> _YOUR GOAL_:
Print the listing in its entirety and exactly, leaving out images.

> _DATA RECORDS_:
* Begin *

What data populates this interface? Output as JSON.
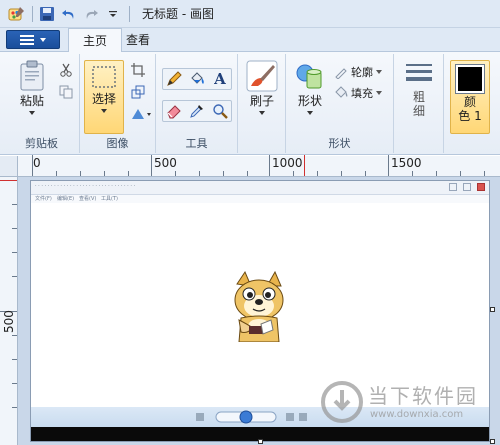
{
  "titlebar": {
    "title": "无标题 - 画图"
  },
  "tabs": [
    {
      "label": "主页"
    },
    {
      "label": "查看"
    }
  ],
  "ribbon": {
    "clipboard": {
      "paste": "粘贴",
      "group": "剪贴板"
    },
    "image": {
      "select": "选择",
      "group": "图像"
    },
    "tools": {
      "group": "工具",
      "text_tool": "A"
    },
    "brushes": {
      "label": "刷子"
    },
    "shapes": {
      "label": "形状",
      "outline": "轮廓",
      "fill": "填充",
      "group": "形状"
    },
    "size": {
      "label_line1": "粗",
      "label_line2": "细"
    },
    "color": {
      "label_line1": "颜",
      "label_line2": "色 1",
      "current": "#000000"
    }
  },
  "ruler": {
    "h_labels": [
      "0",
      "500",
      "1000",
      "1500"
    ],
    "v_labels": [
      "500"
    ]
  },
  "canvas_content": {
    "shot_menu": [
      "文件(F)",
      "编辑(E)",
      "查看(V)",
      "工具(T)"
    ]
  },
  "watermark": {
    "name": "当下软件园",
    "url": "www.downxia.com"
  }
}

* End *

> _REPLY TO THE TASK_:
What data populates this interface? Output as JSON.
{
  "titlebar": {
    "title": "无标题 - 画图"
  },
  "tabs": [
    {
      "label": "主页"
    },
    {
      "label": "查看"
    }
  ],
  "ribbon": {
    "clipboard": {
      "paste": "粘贴",
      "group": "剪贴板"
    },
    "image": {
      "select": "选择",
      "group": "图像"
    },
    "tools": {
      "group": "工具",
      "text_tool": "A"
    },
    "brushes": {
      "label": "刷子"
    },
    "shapes": {
      "label": "形状",
      "outline": "轮廓",
      "fill": "填充",
      "group": "形状"
    },
    "size": {
      "label_line1": "粗",
      "label_line2": "细"
    },
    "color": {
      "label_line1": "颜",
      "label_line2": "色 1",
      "current": "#000000"
    }
  },
  "ruler": {
    "h_labels": [
      "0",
      "500",
      "1000",
      "1500"
    ],
    "v_labels": [
      "500"
    ]
  },
  "canvas_content": {
    "shot_menu": [
      "文件(F)",
      "编辑(E)",
      "查看(V)",
      "工具(T)"
    ]
  },
  "watermark": {
    "name": "当下软件园",
    "url": "www.downxia.com"
  }
}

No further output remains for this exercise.